_DIRECTION_
Below is a listing; reproduce each line of it exactly.

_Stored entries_
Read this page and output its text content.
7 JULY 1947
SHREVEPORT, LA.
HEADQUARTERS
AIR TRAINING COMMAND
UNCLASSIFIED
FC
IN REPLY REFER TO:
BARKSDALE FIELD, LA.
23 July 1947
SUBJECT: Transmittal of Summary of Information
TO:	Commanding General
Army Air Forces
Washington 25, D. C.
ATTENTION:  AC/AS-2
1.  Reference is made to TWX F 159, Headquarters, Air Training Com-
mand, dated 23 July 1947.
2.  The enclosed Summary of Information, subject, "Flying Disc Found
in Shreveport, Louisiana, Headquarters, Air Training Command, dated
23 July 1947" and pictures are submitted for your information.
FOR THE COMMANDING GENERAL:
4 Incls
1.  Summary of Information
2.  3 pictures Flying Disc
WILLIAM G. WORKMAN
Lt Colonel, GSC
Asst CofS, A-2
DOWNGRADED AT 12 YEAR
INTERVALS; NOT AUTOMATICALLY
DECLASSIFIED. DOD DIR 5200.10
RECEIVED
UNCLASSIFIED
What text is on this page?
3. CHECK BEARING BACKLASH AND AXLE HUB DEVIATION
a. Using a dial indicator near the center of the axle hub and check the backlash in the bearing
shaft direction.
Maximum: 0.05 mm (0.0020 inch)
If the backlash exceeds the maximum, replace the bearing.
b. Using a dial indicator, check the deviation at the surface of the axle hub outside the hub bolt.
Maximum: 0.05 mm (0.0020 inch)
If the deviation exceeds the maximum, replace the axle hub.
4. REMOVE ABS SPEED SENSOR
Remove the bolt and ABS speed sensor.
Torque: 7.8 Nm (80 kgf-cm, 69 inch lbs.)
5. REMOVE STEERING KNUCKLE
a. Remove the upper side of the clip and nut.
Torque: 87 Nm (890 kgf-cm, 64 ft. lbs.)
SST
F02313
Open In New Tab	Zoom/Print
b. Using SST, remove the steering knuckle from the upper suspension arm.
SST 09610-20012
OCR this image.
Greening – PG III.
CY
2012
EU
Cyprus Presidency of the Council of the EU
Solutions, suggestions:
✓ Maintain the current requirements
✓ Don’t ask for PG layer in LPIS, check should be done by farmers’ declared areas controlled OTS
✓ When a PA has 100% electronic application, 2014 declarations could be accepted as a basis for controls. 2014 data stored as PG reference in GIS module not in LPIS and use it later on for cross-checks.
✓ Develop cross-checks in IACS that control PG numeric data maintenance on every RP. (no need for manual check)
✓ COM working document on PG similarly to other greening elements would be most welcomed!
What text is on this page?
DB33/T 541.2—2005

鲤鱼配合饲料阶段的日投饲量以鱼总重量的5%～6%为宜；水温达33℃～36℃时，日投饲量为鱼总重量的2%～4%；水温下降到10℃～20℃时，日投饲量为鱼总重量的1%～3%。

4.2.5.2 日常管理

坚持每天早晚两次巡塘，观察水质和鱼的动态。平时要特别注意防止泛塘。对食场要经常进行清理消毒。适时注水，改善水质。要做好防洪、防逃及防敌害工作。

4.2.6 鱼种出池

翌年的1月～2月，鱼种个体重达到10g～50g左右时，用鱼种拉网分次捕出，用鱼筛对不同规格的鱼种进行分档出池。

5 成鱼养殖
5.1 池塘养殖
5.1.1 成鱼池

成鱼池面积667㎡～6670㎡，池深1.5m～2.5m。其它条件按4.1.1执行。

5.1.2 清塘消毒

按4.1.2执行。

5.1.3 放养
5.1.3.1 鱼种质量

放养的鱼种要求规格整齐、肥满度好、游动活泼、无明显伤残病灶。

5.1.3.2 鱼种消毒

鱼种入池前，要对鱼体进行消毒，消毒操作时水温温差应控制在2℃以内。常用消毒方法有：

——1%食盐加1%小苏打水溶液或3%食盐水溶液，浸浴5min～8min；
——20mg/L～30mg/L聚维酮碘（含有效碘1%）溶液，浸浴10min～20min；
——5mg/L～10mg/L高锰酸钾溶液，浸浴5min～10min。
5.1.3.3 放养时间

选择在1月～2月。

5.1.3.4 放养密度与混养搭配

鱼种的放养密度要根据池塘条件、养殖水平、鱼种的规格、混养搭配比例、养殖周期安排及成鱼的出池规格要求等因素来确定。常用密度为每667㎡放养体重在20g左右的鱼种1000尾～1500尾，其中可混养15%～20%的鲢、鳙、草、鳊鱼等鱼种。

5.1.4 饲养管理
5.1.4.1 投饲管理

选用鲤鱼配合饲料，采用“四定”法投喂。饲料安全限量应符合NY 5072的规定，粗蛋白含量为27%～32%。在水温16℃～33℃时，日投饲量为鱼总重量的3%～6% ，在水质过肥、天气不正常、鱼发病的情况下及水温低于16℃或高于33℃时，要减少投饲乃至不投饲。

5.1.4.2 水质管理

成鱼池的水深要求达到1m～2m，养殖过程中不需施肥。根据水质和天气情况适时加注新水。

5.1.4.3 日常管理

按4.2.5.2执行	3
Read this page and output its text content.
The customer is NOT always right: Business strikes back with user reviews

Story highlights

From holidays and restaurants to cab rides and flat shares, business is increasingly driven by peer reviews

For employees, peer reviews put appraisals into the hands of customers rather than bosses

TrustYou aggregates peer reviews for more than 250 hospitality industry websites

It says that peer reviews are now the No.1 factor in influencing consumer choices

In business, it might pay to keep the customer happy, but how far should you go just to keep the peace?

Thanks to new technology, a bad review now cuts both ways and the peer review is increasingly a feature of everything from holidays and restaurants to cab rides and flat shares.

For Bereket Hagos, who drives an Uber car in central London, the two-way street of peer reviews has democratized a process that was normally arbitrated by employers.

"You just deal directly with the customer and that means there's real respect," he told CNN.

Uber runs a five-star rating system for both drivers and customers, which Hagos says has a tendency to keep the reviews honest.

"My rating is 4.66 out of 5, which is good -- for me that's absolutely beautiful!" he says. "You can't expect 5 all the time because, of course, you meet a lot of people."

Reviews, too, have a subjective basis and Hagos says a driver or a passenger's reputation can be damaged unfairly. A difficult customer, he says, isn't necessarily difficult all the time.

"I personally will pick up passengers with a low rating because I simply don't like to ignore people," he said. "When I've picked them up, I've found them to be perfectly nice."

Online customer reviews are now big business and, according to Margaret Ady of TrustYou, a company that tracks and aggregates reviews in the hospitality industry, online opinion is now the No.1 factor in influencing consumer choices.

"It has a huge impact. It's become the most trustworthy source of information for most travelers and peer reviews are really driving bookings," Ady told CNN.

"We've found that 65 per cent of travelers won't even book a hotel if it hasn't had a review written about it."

_TASK SOLUTION_
Read this page and output its text content.
7 JULY 1947
SHREVEPORT, LA.
HEADQUARTERS
AIR TRAINING COMMAND
UNCLASSIFIED
FC
IN REPLY REFER TO:
BARKSDALE FIELD, LA.
23 July 1947
SUBJECT: Transmittal of Summary of Information
TO:	Commanding General
Army Air Forces
Washington 25, D. C.
ATTENTION:  AC/AS-2
1.  Reference is made to TWX F 159, Headquarters, Air Training Com-
mand, dated 23 July 1947.
2.  The enclosed Summary of Information, subject, "Flying Disc Found
in Shreveport, Louisiana, Headquarters, Air Training Command, dated
23 July 1947" and pictures are submitted for your information.
FOR THE COMMANDING GENERAL:
4 Incls
1.  Summary of Information
2.  3 pictures Flying Disc
WILLIAM G. WORKMAN
Lt Colonel, GSC
Asst CofS, A-2
DOWNGRADED AT 12 YEAR
INTERVALS; NOT AUTOMATICALLY
DECLASSIFIED. DOD DIR 5200.10
RECEIVED
UNCLASSIFIED
What text is on this page?
3. CHECK BEARING BACKLASH AND AXLE HUB DEVIATION
a. Using a dial indicator near the center of the axle hub and check the backlash in the bearing
shaft direction.
Maximum: 0.05 mm (0.0020 inch)
If the backlash exceeds the maximum, replace the bearing.
b. Using a dial indicator, check the deviation at the surface of the axle hub outside the hub bolt.
Maximum: 0.05 mm (0.0020 inch)
If the deviation exceeds the maximum, replace the axle hub.
4. REMOVE ABS SPEED SENSOR
Remove the bolt and ABS speed sensor.
Torque: 7.8 Nm (80 kgf-cm, 69 inch lbs.)
5. REMOVE STEERING KNUCKLE
a. Remove the upper side of the clip and nut.
Torque: 87 Nm (890 kgf-cm, 64 ft. lbs.)
SST
F02313
Open In New Tab	Zoom/Print
b. Using SST, remove the steering knuckle from the upper suspension arm.
SST 09610-20012
OCR this image.
Greening – PG III.
CY
2012
EU
Cyprus Presidency of the Council of the EU
Solutions, suggestions:
✓ Maintain the current requirements
✓ Don’t ask for PG layer in LPIS, check should be done by farmers’ declared areas controlled OTS
✓ When a PA has 100% electronic application, 2014 declarations could be accepted as a basis for controls. 2014 data stored as PG reference in GIS module not in LPIS and use it later on for cross-checks.
✓ Develop cross-checks in IACS that control PG numeric data maintenance on every RP. (no need for manual check)
✓ COM working document on PG similarly to other greening elements would be most welcomed!
What text is on this page?
DB33/T 541.2—2005

鲤鱼配合饲料阶段的日投饲量以鱼总重量的5%～6%为宜；水温达33℃～36℃时，日投饲量为鱼总重量的2%～4%；水温下降到10℃～20℃时，日投饲量为鱼总重量的1%～3%。

4.2.5.2 日常管理

坚持每天早晚两次巡塘，观察水质和鱼的动态。平时要特别注意防止泛塘。对食场要经常进行清理消毒。适时注水，改善水质。要做好防洪、防逃及防敌害工作。

4.2.6 鱼种出池

翌年的1月～2月，鱼种个体重达到10g～50g左右时，用鱼种拉网分次捕出，用鱼筛对不同规格的鱼种进行分档出池。

5 成鱼养殖
5.1 池塘养殖
5.1.1 成鱼池

成鱼池面积667㎡～6670㎡，池深1.5m～2.5m。其它条件按4.1.1执行。

5.1.2 清塘消毒

按4.1.2执行。

5.1.3 放养
5.1.3.1 鱼种质量

放养的鱼种要求规格整齐、肥满度好、游动活泼、无明显伤残病灶。

5.1.3.2 鱼种消毒

鱼种入池前，要对鱼体进行消毒，消毒操作时水温温差应控制在2℃以内。常用消毒方法有：

——1%食盐加1%小苏打水溶液或3%食盐水溶液，浸浴5min～8min；
——20mg/L～30mg/L聚维酮碘（含有效碘1%）溶液，浸浴10min～20min；
——5mg/L～10mg/L高锰酸钾溶液，浸浴5min～10min。
5.1.3.3 放养时间

选择在1月～2月。

5.1.3.4 放养密度与混养搭配

鱼种的放养密度要根据池塘条件、养殖水平、鱼种的规格、混养搭配比例、养殖周期安排及成鱼的出池规格要求等因素来确定。常用密度为每667㎡放养体重在20g左右的鱼种1000尾～1500尾，其中可混养15%～20%的鲢、鳙、草、鳊鱼等鱼种。

5.1.4 饲养管理
5.1.4.1 投饲管理

选用鲤鱼配合饲料，采用“四定”法投喂。饲料安全限量应符合NY 5072的规定，粗蛋白含量为27%～32%。在水温16℃～33℃时，日投饲量为鱼总重量的3%～6% ，在水质过肥、天气不正常、鱼发病的情况下及水温低于16℃或高于33℃时，要减少投饲乃至不投饲。

5.1.4.2 水质管理

成鱼池的水深要求达到1m～2m，养殖过程中不需施肥。根据水质和天气情况适时加注新水。

5.1.4.3 日常管理

按4.2.5.2执行	3
Read this page and output its text content.
The customer is NOT always right: Business strikes back with user reviews

Story highlights

From holidays and restaurants to cab rides and flat shares, business is increasingly driven by peer reviews

For employees, peer reviews put appraisals into the hands of customers rather than bosses

TrustYou aggregates peer reviews for more than 250 hospitality industry websites

It says that peer reviews are now the No.1 factor in influencing consumer choices

In business, it might pay to keep the customer happy, but how far should you go just to keep the peace?

Thanks to new technology, a bad review now cuts both ways and the peer review is increasingly a feature of everything from holidays and restaurants to cab rides and flat shares.

For Bereket Hagos, who drives an Uber car in central London, the two-way street of peer reviews has democratized a process that was normally arbitrated by employers.

"You just deal directly with the customer and that means there's real respect," he told CNN.

Uber runs a five-star rating system for both drivers and customers, which Hagos says has a tendency to keep the reviews honest.

"My rating is 4.66 out of 5, which is good -- for me that's absolutely beautiful!" he says. "You can't expect 5 all the time because, of course, you meet a lot of people."

Reviews, too, have a subjective basis and Hagos says a driver or a passenger's reputation can be damaged unfairly. A difficult customer, he says, isn't necessarily difficult all the time.

"I personally will pick up passengers with a low rating because I simply don't like to ignore people," he said. "When I've picked them up, I've found them to be perfectly nice."

Online customer reviews are now big business and, according to Margaret Ady of TrustYou, a company that tracks and aggregates reviews in the hospitality industry, online opinion is now the No.1 factor in influencing consumer choices.

"It has a huge impact. It's become the most trustworthy source of information for most travelers and peer reviews are really driving bookings," Ady told CNN.

"We've found that 65 per cent of travelers won't even book a hotel if it hasn't had a review written about it."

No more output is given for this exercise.